▶ [INSTRUCTION]
Scan the entries below for the word "this". Copy each line that has it.

▶ [ROWS]
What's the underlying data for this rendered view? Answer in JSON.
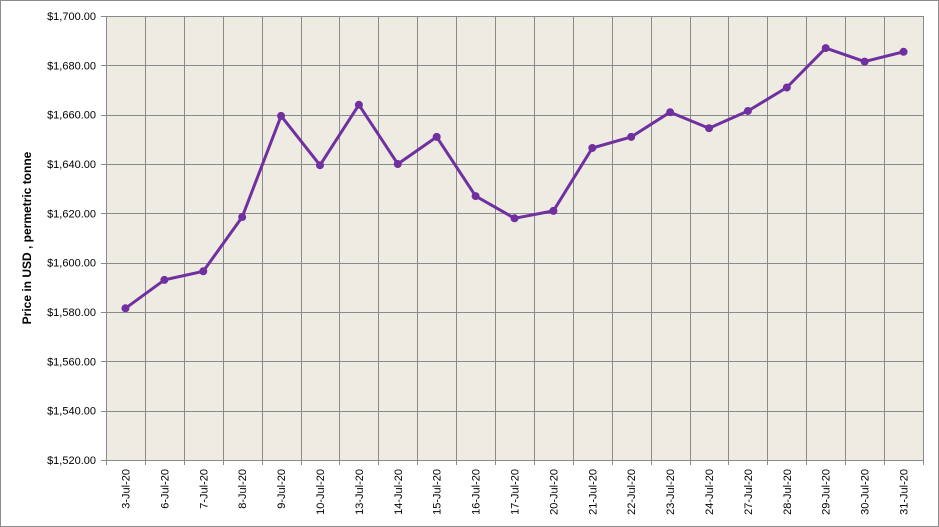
{
  "chart_data": {
    "type": "line",
    "title": "",
    "xlabel": "",
    "ylabel": "Price in USD , permetric tonne",
    "categories": [
      "3-Jul-20",
      "6-Jul-20",
      "7-Jul-20",
      "8-Jul-20",
      "9-Jul-20",
      "10-Jul-20",
      "13-Jul-20",
      "14-Jul-20",
      "15-Jul-20",
      "16-Jul-20",
      "17-Jul-20",
      "20-Jul-20",
      "21-Jul-20",
      "22-Jul-20",
      "23-Jul-20",
      "24-Jul-20",
      "27-Jul-20",
      "28-Jul-20",
      "29-Jul-20",
      "30-Jul-20",
      "31-Jul-20"
    ],
    "series": [
      {
        "values": [
          1581.5,
          1593,
          1596.5,
          1618.5,
          1659.5,
          1639.5,
          1664,
          1640,
          1651,
          1627,
          1618,
          1621,
          1646.5,
          1651,
          1661,
          1654.5,
          1661.5,
          1671,
          1687,
          1681.5,
          1685.5
        ]
      }
    ],
    "ylim": [
      1520,
      1700
    ],
    "y_step": 20,
    "y_ticks": [
      "$1,520.00",
      "$1,540.00",
      "$1,560.00",
      "$1,580.00",
      "$1,600.00",
      "$1,620.00",
      "$1,640.00",
      "$1,660.00",
      "$1,680.00",
      "$1,700.00"
    ],
    "grid": true,
    "legend": "none",
    "colors": {
      "line": "#7030a0",
      "plot_background": "#eeebe2",
      "grid": "#8a8a8a"
    }
  }
}
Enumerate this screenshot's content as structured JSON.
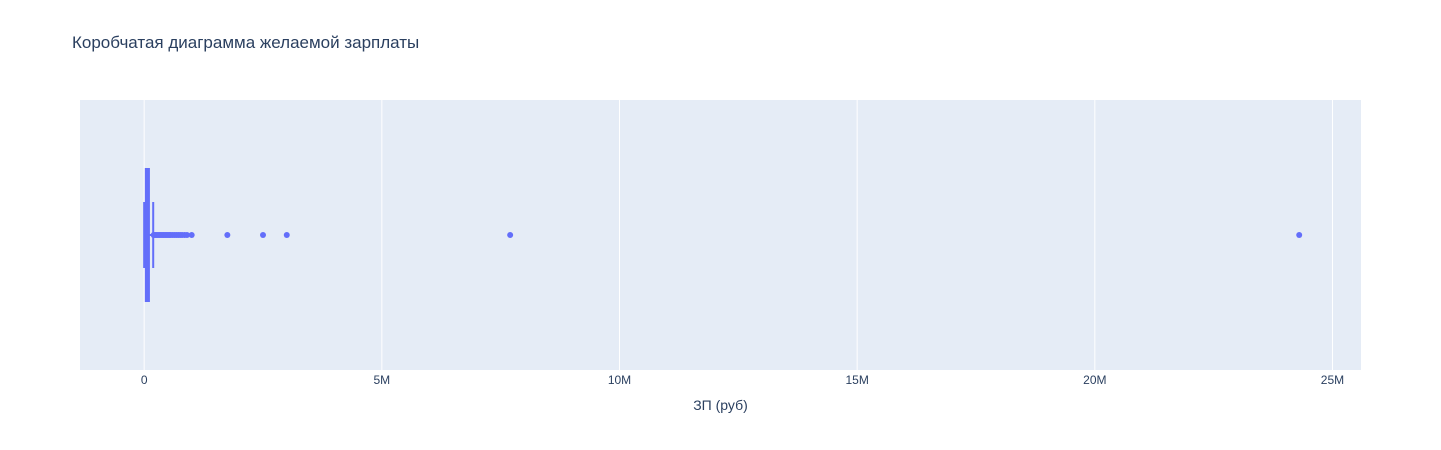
{
  "chart_data": {
    "type": "box",
    "title": "Коробчатая диаграмма желаемой зарплаты",
    "xlabel": "ЗП (руб)",
    "ylabel": "",
    "orientation": "horizontal",
    "xlim": [
      -1350000,
      25600000
    ],
    "xticks": [
      {
        "value": 0,
        "label": "0"
      },
      {
        "value": 5000000,
        "label": "5M"
      },
      {
        "value": 10000000,
        "label": "10M"
      },
      {
        "value": 15000000,
        "label": "15M"
      },
      {
        "value": 20000000,
        "label": "20M"
      },
      {
        "value": 25000000,
        "label": "25M"
      }
    ],
    "grid": true,
    "legend": "none",
    "colors": {
      "plot_background": "#e5ecf6",
      "grid": "#ffffff",
      "series": "#636efa",
      "text": "#2a3f5f"
    },
    "series": [
      {
        "box": {
          "lower_fence": 0,
          "q1": 35000,
          "median": 70000,
          "q3": 100000,
          "upper_fence": 190000
        },
        "outliers": [
          200000,
          230000,
          260000,
          290000,
          320000,
          350000,
          380000,
          410000,
          440000,
          470000,
          500000,
          530000,
          560000,
          600000,
          640000,
          680000,
          720000,
          760000,
          800000,
          850000,
          900000,
          1000000,
          1750000,
          2500000,
          3000000,
          7700000,
          24300000
        ]
      }
    ]
  }
}
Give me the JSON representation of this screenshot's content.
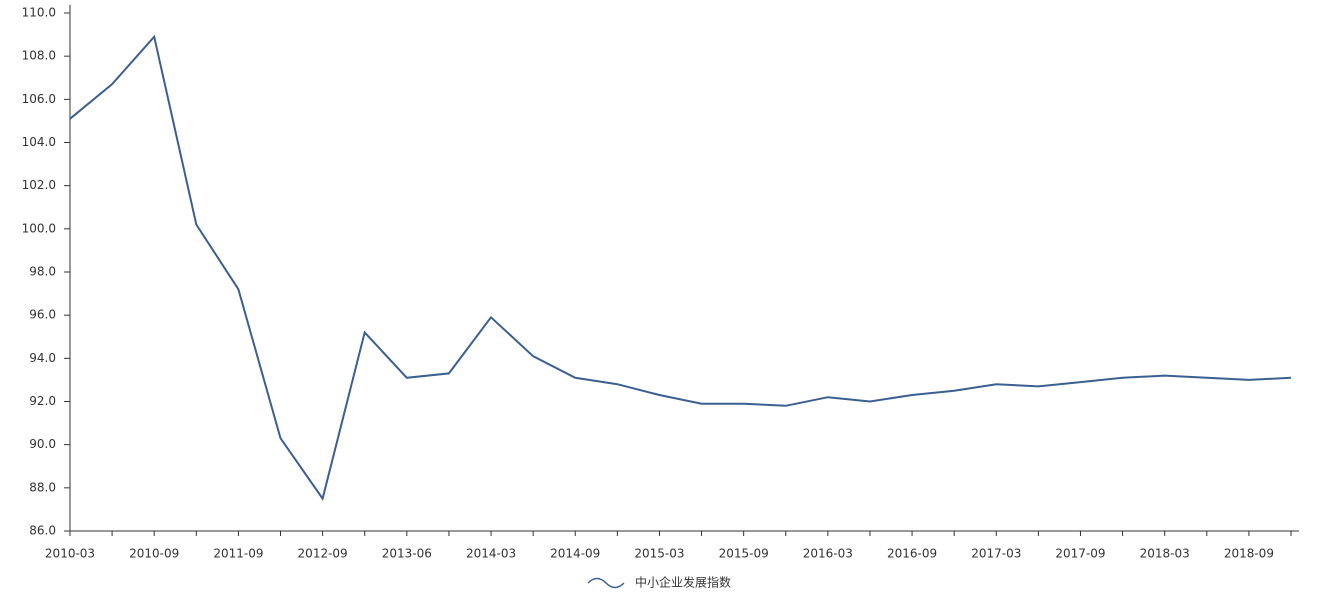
{
  "chart_data": {
    "type": "line",
    "categories": [
      "2010-03",
      null,
      "2010-09",
      null,
      "2011-09",
      null,
      "2012-09",
      null,
      "2013-06",
      null,
      "2014-03",
      null,
      "2014-09",
      null,
      "2015-03",
      null,
      "2015-09",
      null,
      "2016-03",
      null,
      "2016-09",
      null,
      "2017-03",
      null,
      "2017-09",
      null,
      "2018-03",
      null,
      "2018-09",
      null
    ],
    "series": [
      {
        "name": "中小企业发展指数",
        "color": "#3a5f92",
        "values": [
          105.1,
          106.7,
          108.9,
          100.2,
          97.2,
          90.3,
          87.5,
          95.2,
          93.1,
          93.3,
          95.9,
          94.1,
          93.1,
          92.8,
          92.3,
          91.9,
          91.9,
          91.8,
          92.2,
          92.0,
          92.3,
          92.5,
          92.8,
          92.7,
          92.9,
          93.1,
          93.2,
          93.1,
          93.0,
          93.1
        ]
      }
    ],
    "ylim": [
      86,
      110
    ],
    "yticks": [
      {
        "value": 86,
        "label": "86.0"
      },
      {
        "value": 88,
        "label": "88.0"
      },
      {
        "value": 90,
        "label": "90.0"
      },
      {
        "value": 92,
        "label": "92.0"
      },
      {
        "value": 94,
        "label": "94.0"
      },
      {
        "value": 96,
        "label": "96.0"
      },
      {
        "value": 98,
        "label": "98.0"
      },
      {
        "value": 100,
        "label": "100.0"
      },
      {
        "value": 102,
        "label": "102.0"
      },
      {
        "value": 104,
        "label": "104.0"
      },
      {
        "value": 106,
        "label": "106.0"
      },
      {
        "value": 108,
        "label": "108.0"
      },
      {
        "value": 110,
        "label": "110.0"
      }
    ],
    "legend": "bottom"
  }
}
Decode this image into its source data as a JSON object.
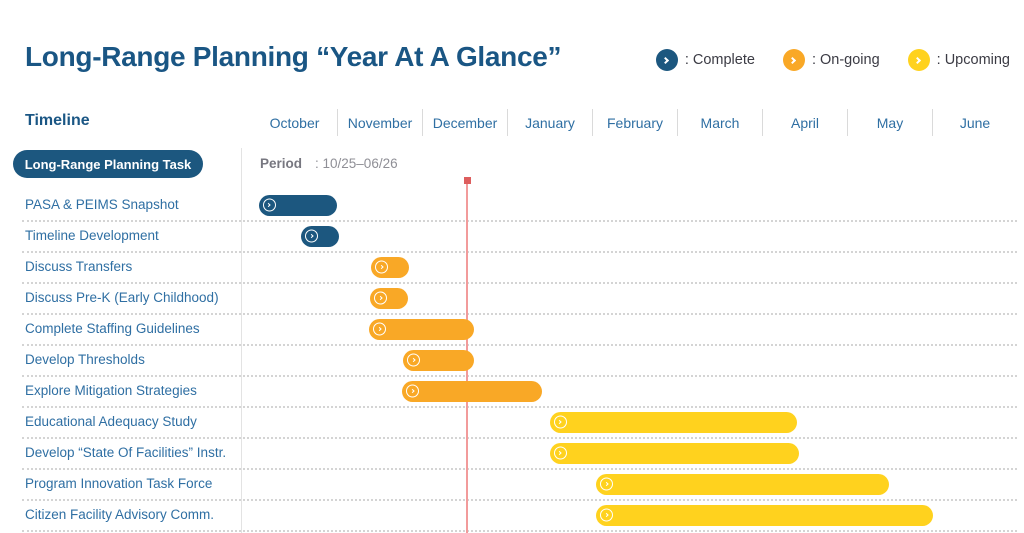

▶ [THE COMPLETED TASK]
What's the underlying data for this rendered view? Answer in JSON.
Enumerate this screenshot's content as structured JSON.
Give me the JSON representation of this screenshot's content.
Decode this image into its source data as a JSON object.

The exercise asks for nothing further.